··· Provided records
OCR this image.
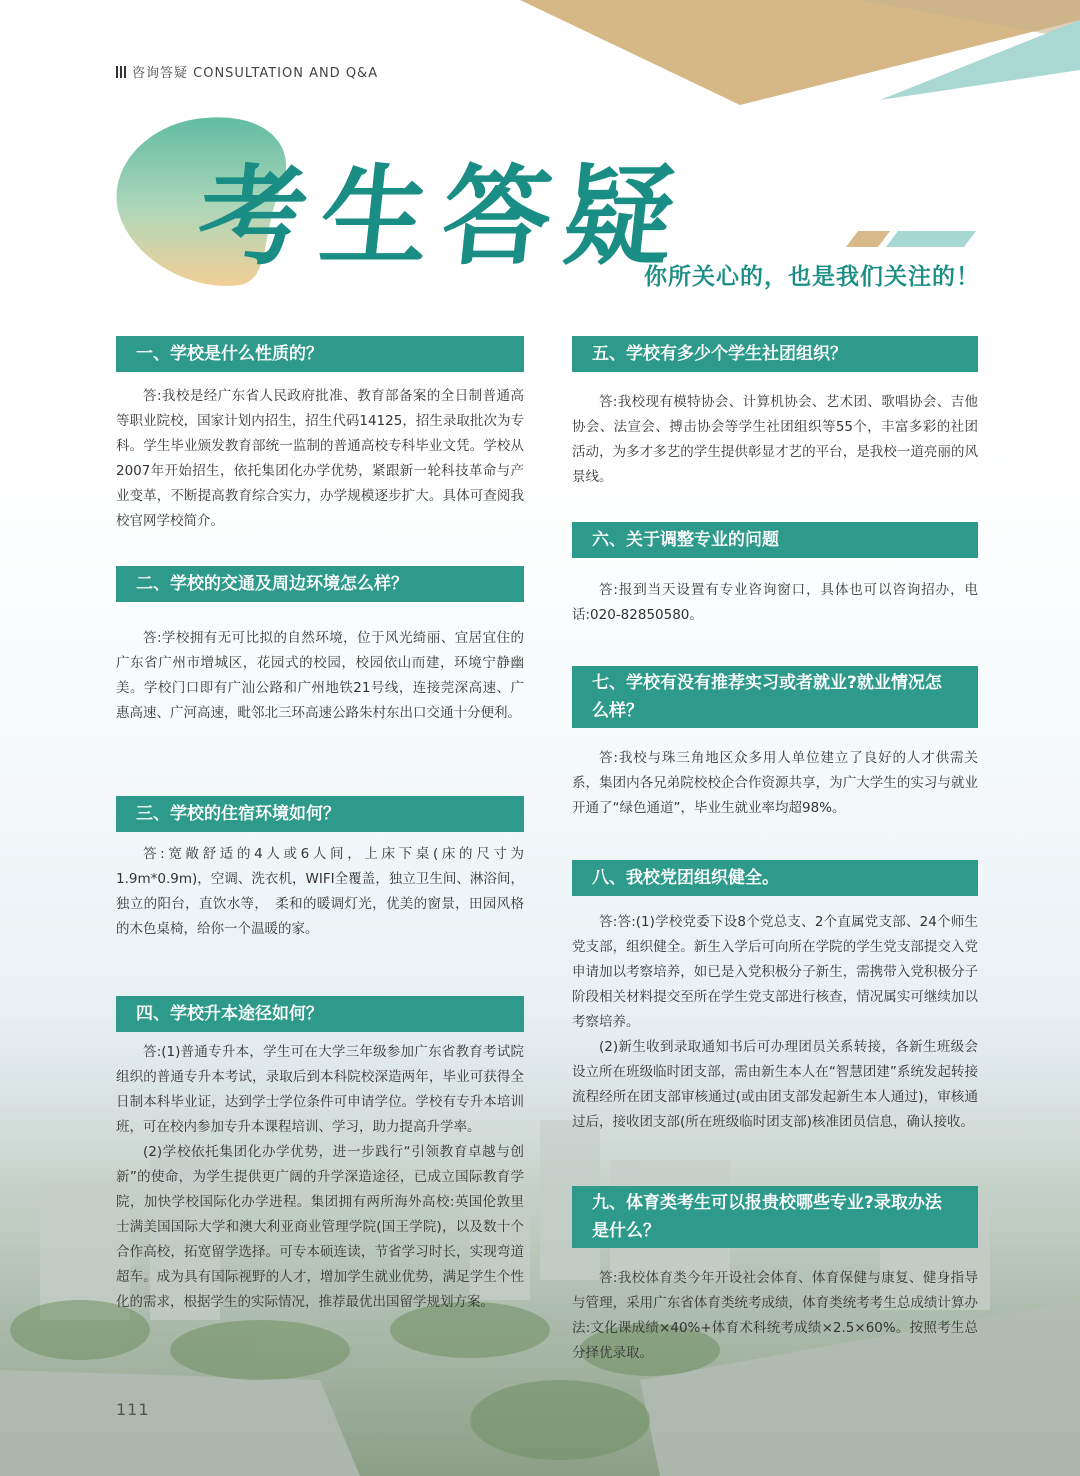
咨询答疑 CONSULTATION AND Q&A
考生答疑
你所关心的，也是我们关注的！
一、学校是什么性质的？

答:我校是经广东省人民政府批准、教育部备案的全日制普通高等职业院校，国家计划内招生，招生代码14125，招生录取批次为专科。学生毕业颁发教育部统一监制的普通高校专科毕业文凭。学校从2007年开始招生，依托集团化办学优势，紧跟新一轮科技革命与产业变革，不断提高教育综合实力，办学规模逐步扩大。具体可查阅我校官网学校简介。

二、学校的交通及周边环境怎么样？

答:学校拥有无可比拟的自然环境，位于风光绮丽、宜居宜住的广东省广州市增城区，花园式的校园，校园依山而建，环境宁静幽美。学校门口即有广汕公路和广州地铁21号线，连接莞深高速、广惠高速、广河高速，毗邻北三环高速公路朱村东出口交通十分便利。

三、学校的住宿环境如何？

答:宽敞舒适的4人或6人间，上床下桌(床的尺寸为1.9m*0.9m)，空调、洗衣机，WIFI全覆盖，独立卫生间、淋浴间，独立的阳台，直饮水等，　柔和的暖调灯光，优美的窗景，田园风格的木色桌椅，给你一个温暖的家。

四、学校升本途径如何？

答:(1)普通专升本，学生可在大学三年级参加广东省教育考试院组织的普通专升本考试，录取后到本科院校深造两年，毕业可获得全日制本科毕业证，达到学士学位条件可申请学位。学校有专升本培训班，可在校内参加专升本课程培训、学习，助力提高升学率。

(2)学校依托集团化办学优势，进一步践行“引领教育卓越与创新”的使命，为学生提供更广阔的升学深造途径，已成立国际教育学院，加快学校国际化办学进程。集团拥有两所海外高校:英国伦敦里士满美国国际大学和澳大利亚商业管理学院(国王学院)，以及数十个合作高校，拓宽留学选择。可专本硕连读，节省学习时长，实现弯道超车。成为具有国际视野的人才，增加学生就业优势，满足学生个性化的需求，根据学生的实际情况，推荐最优出国留学规划方案。

五、学校有多少个学生社团组织？

答:我校现有模特协会、计算机协会、艺术团、歌唱协会、吉他协会、法宣会、搏击协会等学生社团组织等55个，丰富多彩的社团活动，为多才多艺的学生提供彰显才艺的平台，是我校一道亮丽的风景线。

六、关于调整专业的问题

答:报到当天设置有专业咨询窗口，具体也可以咨询招办，电话:020-82850580。

七、学校有没有推荐实习或者就业?就业情况怎么样？

答:我校与珠三角地区众多用人单位建立了良好的人才供需关系，集团内各兄弟院校校企合作资源共享，为广大学生的实习与就业开通了“绿色通道”，毕业生就业率均超98%。

八、我校党团组织健全。

答:答:(1)学校党委下设8个党总支、2个直属党支部、24个师生党支部，组织健全。新生入学后可向所在学院的学生党支部提交入党申请加以考察培养，如已是入党积极分子新生，需携带入党积极分子阶段相关材料提交至所在学生党支部进行核查，情况属实可继续加以考察培养。

(2)新生收到录取通知书后可办理团员关系转接，各新生班级会设立所在班级临时团支部，需由新生本人在“智慧团建”系统发起转接流程经所在团支部审核通过(或由团支部发起新生本人通过)，审核通过后，接收团支部(所在班级临时团支部)核准团员信息，确认接收。

九、体育类考生可以报贵校哪些专业?录取办法是什么？

答:我校体育类今年开设社会体育、体育保健与康复、健身指导与管理，采用广东省体育类统考成绩，体育类统考考生总成绩计算办法:文化课成绩×40%+体育术科统考成绩×2.5×60%。按照考生总分择优录取。

111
······
Your objective: Write out the records above exactly as they appear, leaving out any pictures.

Response:
OCR this image.
咨询答疑 CONSULTATION AND Q&A
考生答疑
你所关心的，也是我们关注的！
一、学校是什么性质的？

答:我校是经广东省人民政府批准、教育部备案的全日制普通高等职业院校，国家计划内招生，招生代码14125，招生录取批次为专科。学生毕业颁发教育部统一监制的普通高校专科毕业文凭。学校从2007年开始招生，依托集团化办学优势，紧跟新一轮科技革命与产业变革，不断提高教育综合实力，办学规模逐步扩大。具体可查阅我校官网学校简介。

二、学校的交通及周边环境怎么样？

答:学校拥有无可比拟的自然环境，位于风光绮丽、宜居宜住的广东省广州市增城区，花园式的校园，校园依山而建，环境宁静幽美。学校门口即有广汕公路和广州地铁21号线，连接莞深高速、广惠高速、广河高速，毗邻北三环高速公路朱村东出口交通十分便利。

三、学校的住宿环境如何？

答:宽敞舒适的4人或6人间，上床下桌(床的尺寸为1.9m*0.9m)，空调、洗衣机，WIFI全覆盖，独立卫生间、淋浴间，独立的阳台，直饮水等，　柔和的暖调灯光，优美的窗景，田园风格的木色桌椅，给你一个温暖的家。

四、学校升本途径如何？

答:(1)普通专升本，学生可在大学三年级参加广东省教育考试院组织的普通专升本考试，录取后到本科院校深造两年，毕业可获得全日制本科毕业证，达到学士学位条件可申请学位。学校有专升本培训班，可在校内参加专升本课程培训、学习，助力提高升学率。

(2)学校依托集团化办学优势，进一步践行“引领教育卓越与创新”的使命，为学生提供更广阔的升学深造途径，已成立国际教育学院，加快学校国际化办学进程。集团拥有两所海外高校:英国伦敦里士满美国国际大学和澳大利亚商业管理学院(国王学院)，以及数十个合作高校，拓宽留学选择。可专本硕连读，节省学习时长，实现弯道超车。成为具有国际视野的人才，增加学生就业优势，满足学生个性化的需求，根据学生的实际情况，推荐最优出国留学规划方案。

五、学校有多少个学生社团组织？

答:我校现有模特协会、计算机协会、艺术团、歌唱协会、吉他协会、法宣会、搏击协会等学生社团组织等55个，丰富多彩的社团活动，为多才多艺的学生提供彰显才艺的平台，是我校一道亮丽的风景线。

六、关于调整专业的问题

答:报到当天设置有专业咨询窗口，具体也可以咨询招办，电话:020-82850580。

七、学校有没有推荐实习或者就业?就业情况怎么样？

答:我校与珠三角地区众多用人单位建立了良好的人才供需关系，集团内各兄弟院校校企合作资源共享，为广大学生的实习与就业开通了“绿色通道”，毕业生就业率均超98%。

八、我校党团组织健全。

答:答:(1)学校党委下设8个党总支、2个直属党支部、24个师生党支部，组织健全。新生入学后可向所在学院的学生党支部提交入党申请加以考察培养，如已是入党积极分子新生，需携带入党积极分子阶段相关材料提交至所在学生党支部进行核查，情况属实可继续加以考察培养。

(2)新生收到录取通知书后可办理团员关系转接，各新生班级会设立所在班级临时团支部，需由新生本人在“智慧团建”系统发起转接流程经所在团支部审核通过(或由团支部发起新生本人通过)，审核通过后，接收团支部(所在班级临时团支部)核准团员信息，确认接收。

九、体育类考生可以报贵校哪些专业?录取办法是什么？

答:我校体育类今年开设社会体育、体育保健与康复、健身指导与管理，采用广东省体育类统考成绩，体育类统考考生总成绩计算办法:文化课成绩×40%+体育术科统考成绩×2.5×60%。按照考生总分择优录取。

111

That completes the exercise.